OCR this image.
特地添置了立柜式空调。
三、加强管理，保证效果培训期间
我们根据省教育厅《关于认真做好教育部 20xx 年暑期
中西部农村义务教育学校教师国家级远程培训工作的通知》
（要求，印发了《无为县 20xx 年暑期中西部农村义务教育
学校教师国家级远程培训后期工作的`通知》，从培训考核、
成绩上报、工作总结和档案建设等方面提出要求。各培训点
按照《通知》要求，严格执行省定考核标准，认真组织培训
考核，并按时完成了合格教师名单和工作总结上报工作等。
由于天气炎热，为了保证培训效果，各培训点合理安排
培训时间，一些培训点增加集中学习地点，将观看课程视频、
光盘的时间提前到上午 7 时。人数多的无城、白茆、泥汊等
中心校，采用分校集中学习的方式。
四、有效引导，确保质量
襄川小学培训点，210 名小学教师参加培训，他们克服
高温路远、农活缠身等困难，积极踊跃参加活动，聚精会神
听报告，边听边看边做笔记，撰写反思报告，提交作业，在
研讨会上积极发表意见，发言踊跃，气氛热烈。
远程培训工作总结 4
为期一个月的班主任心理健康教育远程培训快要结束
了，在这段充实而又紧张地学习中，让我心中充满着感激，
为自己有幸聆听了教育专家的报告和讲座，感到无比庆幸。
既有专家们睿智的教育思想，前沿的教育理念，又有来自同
◇ ◇ ◇ ◇
» **Problem to solve**
Write out the whole listing again, exactly as it stands.

» **Solved problem**
OCR this image.
特地添置了立柜式空调。
三、加强管理，保证效果培训期间
我们根据省教育厅《关于认真做好教育部 20xx 年暑期
中西部农村义务教育学校教师国家级远程培训工作的通知》
（要求，印发了《无为县 20xx 年暑期中西部农村义务教育
学校教师国家级远程培训后期工作的`通知》，从培训考核、
成绩上报、工作总结和档案建设等方面提出要求。各培训点
按照《通知》要求，严格执行省定考核标准，认真组织培训
考核，并按时完成了合格教师名单和工作总结上报工作等。
由于天气炎热，为了保证培训效果，各培训点合理安排
培训时间，一些培训点增加集中学习地点，将观看课程视频、
光盘的时间提前到上午 7 时。人数多的无城、白茆、泥汊等
中心校，采用分校集中学习的方式。
四、有效引导，确保质量
襄川小学培训点，210 名小学教师参加培训，他们克服
高温路远、农活缠身等困难，积极踊跃参加活动，聚精会神
听报告，边听边看边做笔记，撰写反思报告，提交作业，在
研讨会上积极发表意见，发言踊跃，气氛热烈。
远程培训工作总结 4
为期一个月的班主任心理健康教育远程培训快要结束
了，在这段充实而又紧张地学习中，让我心中充满着感激，
为自己有幸聆听了教育专家的报告和讲座，感到无比庆幸。
既有专家们睿智的教育思想，前沿的教育理念，又有来自同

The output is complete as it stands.